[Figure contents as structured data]
┄┄┄┄┄┄

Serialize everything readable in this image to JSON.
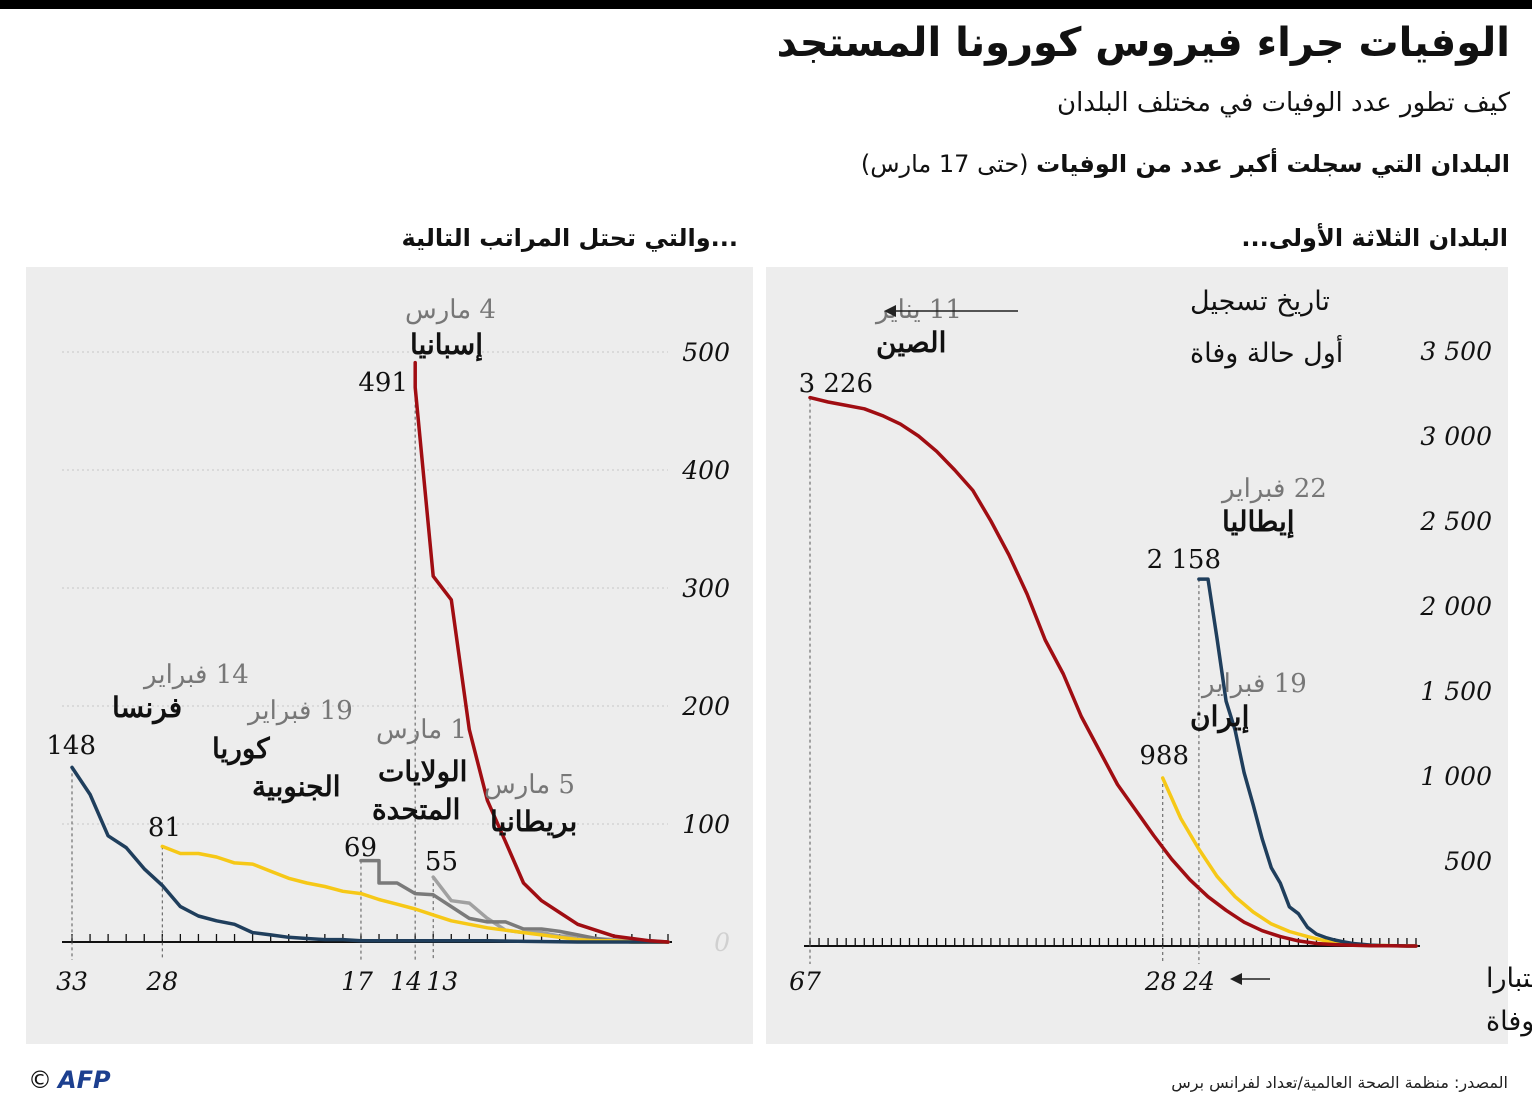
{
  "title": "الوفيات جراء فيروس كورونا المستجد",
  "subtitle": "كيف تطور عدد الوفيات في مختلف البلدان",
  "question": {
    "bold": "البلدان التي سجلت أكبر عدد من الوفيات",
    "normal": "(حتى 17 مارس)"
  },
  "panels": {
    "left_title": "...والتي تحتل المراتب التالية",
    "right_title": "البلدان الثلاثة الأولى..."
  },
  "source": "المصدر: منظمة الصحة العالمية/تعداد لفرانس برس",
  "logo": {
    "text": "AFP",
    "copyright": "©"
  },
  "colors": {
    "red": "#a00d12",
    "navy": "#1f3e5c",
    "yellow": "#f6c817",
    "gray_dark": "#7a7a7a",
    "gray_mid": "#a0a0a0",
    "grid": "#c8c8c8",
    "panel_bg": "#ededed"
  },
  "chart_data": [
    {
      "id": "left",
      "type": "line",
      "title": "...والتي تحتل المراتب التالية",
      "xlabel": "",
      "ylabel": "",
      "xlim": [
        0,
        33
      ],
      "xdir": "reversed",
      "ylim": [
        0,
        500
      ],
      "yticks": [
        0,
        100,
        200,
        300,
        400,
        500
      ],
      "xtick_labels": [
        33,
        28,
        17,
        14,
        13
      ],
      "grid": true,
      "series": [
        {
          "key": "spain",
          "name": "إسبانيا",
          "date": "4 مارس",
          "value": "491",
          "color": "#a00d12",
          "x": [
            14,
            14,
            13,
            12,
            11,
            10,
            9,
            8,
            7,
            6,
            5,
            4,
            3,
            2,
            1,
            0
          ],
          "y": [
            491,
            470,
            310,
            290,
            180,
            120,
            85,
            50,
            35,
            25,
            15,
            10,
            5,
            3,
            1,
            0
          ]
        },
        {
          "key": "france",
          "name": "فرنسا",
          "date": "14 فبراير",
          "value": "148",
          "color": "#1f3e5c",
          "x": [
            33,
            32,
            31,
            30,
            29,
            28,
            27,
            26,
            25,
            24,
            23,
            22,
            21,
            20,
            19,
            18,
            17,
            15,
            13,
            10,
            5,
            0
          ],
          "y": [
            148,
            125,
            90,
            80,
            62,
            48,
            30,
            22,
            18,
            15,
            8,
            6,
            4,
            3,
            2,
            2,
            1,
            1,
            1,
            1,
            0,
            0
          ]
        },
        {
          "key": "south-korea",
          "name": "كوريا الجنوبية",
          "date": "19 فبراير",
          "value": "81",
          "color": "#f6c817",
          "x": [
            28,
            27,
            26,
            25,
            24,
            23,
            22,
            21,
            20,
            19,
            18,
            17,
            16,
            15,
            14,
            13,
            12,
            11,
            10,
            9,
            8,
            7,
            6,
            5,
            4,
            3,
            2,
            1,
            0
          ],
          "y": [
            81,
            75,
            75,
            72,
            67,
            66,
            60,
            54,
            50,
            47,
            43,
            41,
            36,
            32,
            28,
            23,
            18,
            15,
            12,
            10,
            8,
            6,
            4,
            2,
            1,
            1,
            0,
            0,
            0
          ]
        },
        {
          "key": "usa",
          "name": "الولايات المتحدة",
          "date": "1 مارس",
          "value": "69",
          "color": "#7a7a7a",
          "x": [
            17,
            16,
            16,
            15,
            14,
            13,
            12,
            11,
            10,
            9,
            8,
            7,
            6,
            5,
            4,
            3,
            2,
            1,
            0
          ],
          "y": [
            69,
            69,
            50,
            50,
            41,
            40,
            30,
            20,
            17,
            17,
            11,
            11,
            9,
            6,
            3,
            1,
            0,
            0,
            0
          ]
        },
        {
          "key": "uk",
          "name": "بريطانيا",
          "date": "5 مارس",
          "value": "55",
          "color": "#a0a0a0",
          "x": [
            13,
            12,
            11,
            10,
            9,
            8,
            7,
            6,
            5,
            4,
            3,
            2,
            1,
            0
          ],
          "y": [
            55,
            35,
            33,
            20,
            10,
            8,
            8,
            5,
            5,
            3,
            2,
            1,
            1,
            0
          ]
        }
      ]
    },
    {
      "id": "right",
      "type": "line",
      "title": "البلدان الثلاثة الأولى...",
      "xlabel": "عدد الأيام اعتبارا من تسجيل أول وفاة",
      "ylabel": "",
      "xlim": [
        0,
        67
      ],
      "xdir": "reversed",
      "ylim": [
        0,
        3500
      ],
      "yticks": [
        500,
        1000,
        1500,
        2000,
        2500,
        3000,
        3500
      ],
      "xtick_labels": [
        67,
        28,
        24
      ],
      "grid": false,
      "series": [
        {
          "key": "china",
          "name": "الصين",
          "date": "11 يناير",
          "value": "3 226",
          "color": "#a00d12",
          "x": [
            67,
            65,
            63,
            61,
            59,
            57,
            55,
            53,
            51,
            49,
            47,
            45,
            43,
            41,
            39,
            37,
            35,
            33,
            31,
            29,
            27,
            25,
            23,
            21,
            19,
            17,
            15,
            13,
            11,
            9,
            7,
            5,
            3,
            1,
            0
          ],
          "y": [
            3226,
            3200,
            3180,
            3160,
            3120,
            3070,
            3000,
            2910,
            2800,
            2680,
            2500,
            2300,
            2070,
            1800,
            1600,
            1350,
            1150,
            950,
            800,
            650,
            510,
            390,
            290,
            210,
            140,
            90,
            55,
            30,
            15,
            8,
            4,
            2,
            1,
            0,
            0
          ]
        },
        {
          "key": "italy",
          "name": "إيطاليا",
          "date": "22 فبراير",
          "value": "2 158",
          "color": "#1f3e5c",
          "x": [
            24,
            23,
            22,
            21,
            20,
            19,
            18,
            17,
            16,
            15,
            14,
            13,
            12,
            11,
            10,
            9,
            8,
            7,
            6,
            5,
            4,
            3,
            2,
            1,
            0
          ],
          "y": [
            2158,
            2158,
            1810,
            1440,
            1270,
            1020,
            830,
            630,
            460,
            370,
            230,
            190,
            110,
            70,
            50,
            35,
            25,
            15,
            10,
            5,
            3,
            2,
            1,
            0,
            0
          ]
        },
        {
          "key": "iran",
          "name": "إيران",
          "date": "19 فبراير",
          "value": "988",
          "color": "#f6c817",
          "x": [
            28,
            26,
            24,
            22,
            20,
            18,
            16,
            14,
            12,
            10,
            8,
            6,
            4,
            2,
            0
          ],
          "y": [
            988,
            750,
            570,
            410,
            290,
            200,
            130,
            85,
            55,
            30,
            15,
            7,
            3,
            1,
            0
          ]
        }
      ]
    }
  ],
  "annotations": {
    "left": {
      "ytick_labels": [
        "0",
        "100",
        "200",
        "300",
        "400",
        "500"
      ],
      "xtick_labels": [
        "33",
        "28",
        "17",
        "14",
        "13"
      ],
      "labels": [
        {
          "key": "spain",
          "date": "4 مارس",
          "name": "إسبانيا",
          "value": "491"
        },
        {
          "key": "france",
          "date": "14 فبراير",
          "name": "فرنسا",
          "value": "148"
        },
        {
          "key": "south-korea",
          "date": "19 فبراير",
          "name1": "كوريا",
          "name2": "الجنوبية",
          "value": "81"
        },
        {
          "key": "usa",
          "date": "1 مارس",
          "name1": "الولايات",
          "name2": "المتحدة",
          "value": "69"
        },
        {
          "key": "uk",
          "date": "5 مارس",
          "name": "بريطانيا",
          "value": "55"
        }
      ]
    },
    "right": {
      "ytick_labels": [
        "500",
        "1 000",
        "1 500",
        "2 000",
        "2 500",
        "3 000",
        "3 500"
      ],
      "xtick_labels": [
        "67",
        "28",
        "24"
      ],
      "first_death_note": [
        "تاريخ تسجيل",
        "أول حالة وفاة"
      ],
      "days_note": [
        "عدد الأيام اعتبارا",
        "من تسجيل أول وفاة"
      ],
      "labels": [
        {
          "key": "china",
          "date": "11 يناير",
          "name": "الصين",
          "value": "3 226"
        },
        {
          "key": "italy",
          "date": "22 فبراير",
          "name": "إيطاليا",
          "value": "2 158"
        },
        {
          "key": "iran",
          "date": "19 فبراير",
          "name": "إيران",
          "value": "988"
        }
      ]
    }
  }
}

┄┄┄┄┄┄

▸ Instructions for the task: Count every line in the entries above where the word "البلدان" appears; respond with the number alone.

▸ Complete answer: 4